TASK REQUIREMENTS - Keep images out and repeat all data exactly.

*** Opening of RECORDS TO PROCESS ***

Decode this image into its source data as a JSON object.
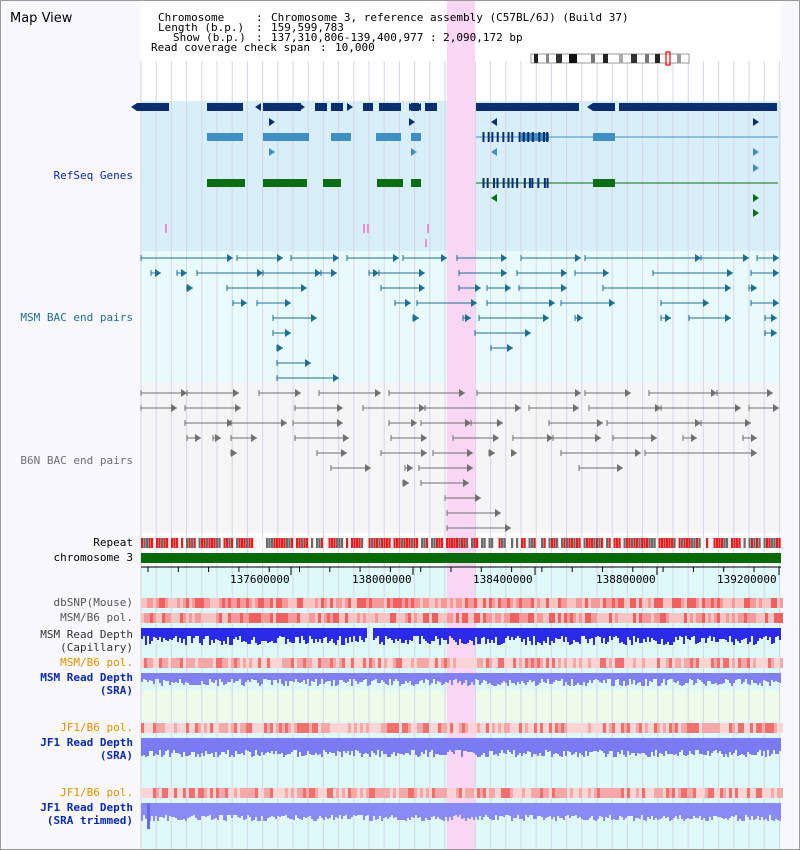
{
  "header": {
    "map_title": "Map View",
    "chromosome_label": "Chromosome",
    "chromosome_value": "Chromosome 3, reference assembly (C57BL/6J) (Build 37)",
    "length_label": "Length (b.p.)",
    "length_value": "159,599,783",
    "show_label": "Show (b.p.)",
    "show_value": "137,310,806-139,400,977 : 2,090,172 bp",
    "coverage_label": "Read coverage check span",
    "coverage_value": "10,000"
  },
  "tracks": {
    "refseq": "RefSeq Genes",
    "msm_bac": "MSM BAC end pairs",
    "b6n_bac": "B6N BAC end pairs",
    "repeat": "Repeat",
    "chromosome": "chromosome 3",
    "dbsnp": "dbSNP(Mouse)",
    "msm_b6_pol_1": "MSM/B6 pol.",
    "msm_depth_cap_1": "MSM Read Depth",
    "msm_depth_cap_2": "(Capillary)",
    "msm_b6_pol_2": "MSM/B6 pol.",
    "msm_depth_sra_1": "MSM Read Depth",
    "msm_depth_sra_2": "(SRA)",
    "jf1_b6_pol_1": "JF1/B6 pol.",
    "jf1_depth_sra_1": "JF1 Read Depth",
    "jf1_depth_sra_2": "(SRA)",
    "jf1_b6_pol_2": "JF1/B6 pol.",
    "jf1_depth_trim_1": "JF1 Read Depth",
    "jf1_depth_trim_2": "(SRA trimmed)"
  },
  "axis": {
    "ticks": [
      "137600000",
      "138000000",
      "138400000",
      "138800000",
      "139200000"
    ]
  },
  "colors": {
    "refseq_dark": "#0b2f6e",
    "refseq_mid": "#3f8fc2",
    "refseq_green": "#0b6e14",
    "msm_bac": "#1f6e8e",
    "b6n_bac": "#707070",
    "label_blue": "#0b2aa8",
    "label_teal": "#1f6e8e",
    "label_orange": "#e09000",
    "highlight": "#f9d6f3"
  }
}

*** Close of RECORDS TO PROCESS ***

EXERCISE RESPONSE -
Decode this image into its source data as a JSON object.
{
  "header": {
    "map_title": "Map View",
    "chromosome_label": "Chromosome",
    "chromosome_value": "Chromosome 3, reference assembly (C57BL/6J) (Build 37)",
    "length_label": "Length (b.p.)",
    "length_value": "159,599,783",
    "show_label": "Show (b.p.)",
    "show_value": "137,310,806-139,400,977 : 2,090,172 bp",
    "coverage_label": "Read coverage check span",
    "coverage_value": "10,000"
  },
  "tracks": {
    "refseq": "RefSeq Genes",
    "msm_bac": "MSM BAC end pairs",
    "b6n_bac": "B6N BAC end pairs",
    "repeat": "Repeat",
    "chromosome": "chromosome 3",
    "dbsnp": "dbSNP(Mouse)",
    "msm_b6_pol_1": "MSM/B6 pol.",
    "msm_depth_cap_1": "MSM Read Depth",
    "msm_depth_cap_2": "(Capillary)",
    "msm_b6_pol_2": "MSM/B6 pol.",
    "msm_depth_sra_1": "MSM Read Depth",
    "msm_depth_sra_2": "(SRA)",
    "jf1_b6_pol_1": "JF1/B6 pol.",
    "jf1_depth_sra_1": "JF1 Read Depth",
    "jf1_depth_sra_2": "(SRA)",
    "jf1_b6_pol_2": "JF1/B6 pol.",
    "jf1_depth_trim_1": "JF1 Read Depth",
    "jf1_depth_trim_2": "(SRA trimmed)"
  },
  "axis": {
    "ticks": [
      "137600000",
      "138000000",
      "138400000",
      "138800000",
      "139200000"
    ]
  },
  "colors": {
    "refseq_dark": "#0b2f6e",
    "refseq_mid": "#3f8fc2",
    "refseq_green": "#0b6e14",
    "msm_bac": "#1f6e8e",
    "b6n_bac": "#707070",
    "label_blue": "#0b2aa8",
    "label_teal": "#1f6e8e",
    "label_orange": "#e09000",
    "highlight": "#f9d6f3"
  }
}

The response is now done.